Material =
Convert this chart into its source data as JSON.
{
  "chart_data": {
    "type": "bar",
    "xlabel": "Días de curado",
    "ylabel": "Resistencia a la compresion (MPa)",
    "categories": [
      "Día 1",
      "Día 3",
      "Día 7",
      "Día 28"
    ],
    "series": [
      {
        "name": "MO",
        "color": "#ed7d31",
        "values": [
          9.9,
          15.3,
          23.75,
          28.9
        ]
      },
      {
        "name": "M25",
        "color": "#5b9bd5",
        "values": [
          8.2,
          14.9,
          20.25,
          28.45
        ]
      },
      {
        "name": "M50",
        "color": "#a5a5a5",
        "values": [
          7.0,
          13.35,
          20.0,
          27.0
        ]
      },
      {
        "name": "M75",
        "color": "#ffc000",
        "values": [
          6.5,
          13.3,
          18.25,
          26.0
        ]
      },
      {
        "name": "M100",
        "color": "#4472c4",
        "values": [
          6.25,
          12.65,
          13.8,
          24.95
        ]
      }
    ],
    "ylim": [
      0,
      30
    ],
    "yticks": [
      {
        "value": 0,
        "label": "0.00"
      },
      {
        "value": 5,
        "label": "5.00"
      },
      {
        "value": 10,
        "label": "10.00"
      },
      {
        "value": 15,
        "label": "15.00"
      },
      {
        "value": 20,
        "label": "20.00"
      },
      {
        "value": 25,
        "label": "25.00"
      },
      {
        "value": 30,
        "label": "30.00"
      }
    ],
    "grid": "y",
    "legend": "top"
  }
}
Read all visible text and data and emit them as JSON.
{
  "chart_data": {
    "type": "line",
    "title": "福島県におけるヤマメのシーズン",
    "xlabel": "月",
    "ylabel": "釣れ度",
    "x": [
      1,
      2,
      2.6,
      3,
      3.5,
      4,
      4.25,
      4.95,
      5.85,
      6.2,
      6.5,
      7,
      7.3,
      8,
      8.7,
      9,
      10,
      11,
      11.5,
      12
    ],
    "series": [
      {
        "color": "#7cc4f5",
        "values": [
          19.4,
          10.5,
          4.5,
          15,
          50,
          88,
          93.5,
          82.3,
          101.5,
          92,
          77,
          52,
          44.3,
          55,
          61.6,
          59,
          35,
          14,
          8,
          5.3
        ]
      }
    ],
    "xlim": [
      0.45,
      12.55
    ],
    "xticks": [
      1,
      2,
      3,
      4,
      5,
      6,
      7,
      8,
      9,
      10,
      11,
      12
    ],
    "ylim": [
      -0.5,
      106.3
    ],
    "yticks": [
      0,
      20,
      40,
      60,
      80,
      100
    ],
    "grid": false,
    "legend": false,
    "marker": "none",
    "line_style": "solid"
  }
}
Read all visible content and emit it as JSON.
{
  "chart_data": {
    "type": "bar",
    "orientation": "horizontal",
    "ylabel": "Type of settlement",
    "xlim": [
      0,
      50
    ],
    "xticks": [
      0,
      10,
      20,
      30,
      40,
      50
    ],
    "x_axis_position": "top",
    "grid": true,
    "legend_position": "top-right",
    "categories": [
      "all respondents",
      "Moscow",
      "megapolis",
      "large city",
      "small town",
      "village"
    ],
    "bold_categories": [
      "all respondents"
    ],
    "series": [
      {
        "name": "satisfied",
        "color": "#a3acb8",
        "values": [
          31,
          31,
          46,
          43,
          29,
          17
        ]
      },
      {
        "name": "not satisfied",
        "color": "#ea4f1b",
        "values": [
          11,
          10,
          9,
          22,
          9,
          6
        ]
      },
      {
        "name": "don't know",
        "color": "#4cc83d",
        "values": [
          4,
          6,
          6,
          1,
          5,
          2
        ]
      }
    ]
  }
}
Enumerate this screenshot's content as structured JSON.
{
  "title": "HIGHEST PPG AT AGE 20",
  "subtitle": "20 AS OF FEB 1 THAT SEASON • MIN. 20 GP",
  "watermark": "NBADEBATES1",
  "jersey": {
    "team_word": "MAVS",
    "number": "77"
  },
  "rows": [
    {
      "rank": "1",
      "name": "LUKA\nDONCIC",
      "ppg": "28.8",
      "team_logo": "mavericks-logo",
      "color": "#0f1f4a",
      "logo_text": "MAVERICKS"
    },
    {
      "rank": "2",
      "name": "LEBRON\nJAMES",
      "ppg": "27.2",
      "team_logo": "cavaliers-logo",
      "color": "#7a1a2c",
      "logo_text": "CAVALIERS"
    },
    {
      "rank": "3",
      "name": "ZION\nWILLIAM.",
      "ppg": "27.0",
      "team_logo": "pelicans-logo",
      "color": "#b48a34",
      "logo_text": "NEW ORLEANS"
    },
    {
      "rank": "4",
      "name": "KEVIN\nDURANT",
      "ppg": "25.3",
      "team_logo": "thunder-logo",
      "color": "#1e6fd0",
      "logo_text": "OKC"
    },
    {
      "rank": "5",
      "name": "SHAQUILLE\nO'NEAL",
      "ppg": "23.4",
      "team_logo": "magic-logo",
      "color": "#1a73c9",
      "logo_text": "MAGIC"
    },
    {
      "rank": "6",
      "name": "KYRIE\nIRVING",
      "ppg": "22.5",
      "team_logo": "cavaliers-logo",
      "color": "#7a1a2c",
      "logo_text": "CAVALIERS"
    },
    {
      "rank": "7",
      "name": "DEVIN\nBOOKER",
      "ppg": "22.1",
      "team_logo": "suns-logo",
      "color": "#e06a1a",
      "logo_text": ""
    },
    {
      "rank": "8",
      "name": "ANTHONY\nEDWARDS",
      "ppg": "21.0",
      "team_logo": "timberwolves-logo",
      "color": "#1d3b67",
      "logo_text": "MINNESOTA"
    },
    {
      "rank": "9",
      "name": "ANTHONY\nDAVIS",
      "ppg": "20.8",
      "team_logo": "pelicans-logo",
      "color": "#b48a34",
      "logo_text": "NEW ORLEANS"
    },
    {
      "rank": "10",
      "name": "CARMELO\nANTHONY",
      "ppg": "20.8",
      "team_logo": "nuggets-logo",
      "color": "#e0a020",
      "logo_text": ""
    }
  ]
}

Instruction = Set out every line from the material that contains the string "rank".

Exercise solution =
      "rank": "1",
      "rank": "2",
      "rank": "3",
      "rank": "4",
      "rank": "5",
      "rank": "6",
      "rank": "7",
      "rank": "8",
      "rank": "9",
      "rank": "10",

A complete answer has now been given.